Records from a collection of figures
* BEGIN *
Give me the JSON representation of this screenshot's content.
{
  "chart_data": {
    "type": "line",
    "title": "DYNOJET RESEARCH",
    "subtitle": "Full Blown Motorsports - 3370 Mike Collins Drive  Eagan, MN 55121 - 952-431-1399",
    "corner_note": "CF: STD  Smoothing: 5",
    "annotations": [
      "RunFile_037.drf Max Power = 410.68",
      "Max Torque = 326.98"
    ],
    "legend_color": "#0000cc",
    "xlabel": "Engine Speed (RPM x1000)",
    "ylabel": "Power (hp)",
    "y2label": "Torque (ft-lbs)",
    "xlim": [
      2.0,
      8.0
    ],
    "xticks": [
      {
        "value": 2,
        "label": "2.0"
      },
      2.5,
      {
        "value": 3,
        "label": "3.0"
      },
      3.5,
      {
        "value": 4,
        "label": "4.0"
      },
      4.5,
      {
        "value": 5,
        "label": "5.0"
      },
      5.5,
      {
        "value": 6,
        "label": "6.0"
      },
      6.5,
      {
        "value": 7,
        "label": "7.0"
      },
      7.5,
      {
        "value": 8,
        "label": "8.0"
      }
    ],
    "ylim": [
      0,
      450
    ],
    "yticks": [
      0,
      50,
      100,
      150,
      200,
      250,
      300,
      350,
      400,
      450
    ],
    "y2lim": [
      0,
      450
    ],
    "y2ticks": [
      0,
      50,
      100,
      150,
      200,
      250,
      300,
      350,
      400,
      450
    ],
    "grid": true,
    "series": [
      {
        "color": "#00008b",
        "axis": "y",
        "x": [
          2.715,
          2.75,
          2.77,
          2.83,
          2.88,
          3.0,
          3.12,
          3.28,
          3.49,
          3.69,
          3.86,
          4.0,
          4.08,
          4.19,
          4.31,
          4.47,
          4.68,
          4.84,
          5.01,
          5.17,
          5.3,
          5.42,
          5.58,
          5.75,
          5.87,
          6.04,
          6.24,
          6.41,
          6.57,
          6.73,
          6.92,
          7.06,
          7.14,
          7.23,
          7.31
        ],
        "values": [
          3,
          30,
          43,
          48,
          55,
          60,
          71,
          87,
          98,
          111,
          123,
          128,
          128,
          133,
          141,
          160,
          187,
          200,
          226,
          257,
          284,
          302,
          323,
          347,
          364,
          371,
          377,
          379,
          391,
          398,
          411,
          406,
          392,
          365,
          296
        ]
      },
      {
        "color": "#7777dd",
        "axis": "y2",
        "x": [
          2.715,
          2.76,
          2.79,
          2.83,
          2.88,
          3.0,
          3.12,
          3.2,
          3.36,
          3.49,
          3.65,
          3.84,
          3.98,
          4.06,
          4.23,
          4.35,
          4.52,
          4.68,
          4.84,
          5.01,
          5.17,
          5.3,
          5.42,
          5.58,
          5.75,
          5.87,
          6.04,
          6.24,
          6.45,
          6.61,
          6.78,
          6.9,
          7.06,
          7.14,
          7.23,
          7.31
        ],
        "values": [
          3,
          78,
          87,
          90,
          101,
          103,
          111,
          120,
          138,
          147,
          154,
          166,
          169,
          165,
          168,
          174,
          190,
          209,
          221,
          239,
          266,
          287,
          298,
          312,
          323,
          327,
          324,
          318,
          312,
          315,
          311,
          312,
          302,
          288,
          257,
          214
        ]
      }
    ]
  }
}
* END *
• _Brief_:
Pull out each line of the entries that contains "Torque".

• _Response for this exercise_:
      "Max Torque = 326.98"
    "y2label": "Torque (ft-lbs)",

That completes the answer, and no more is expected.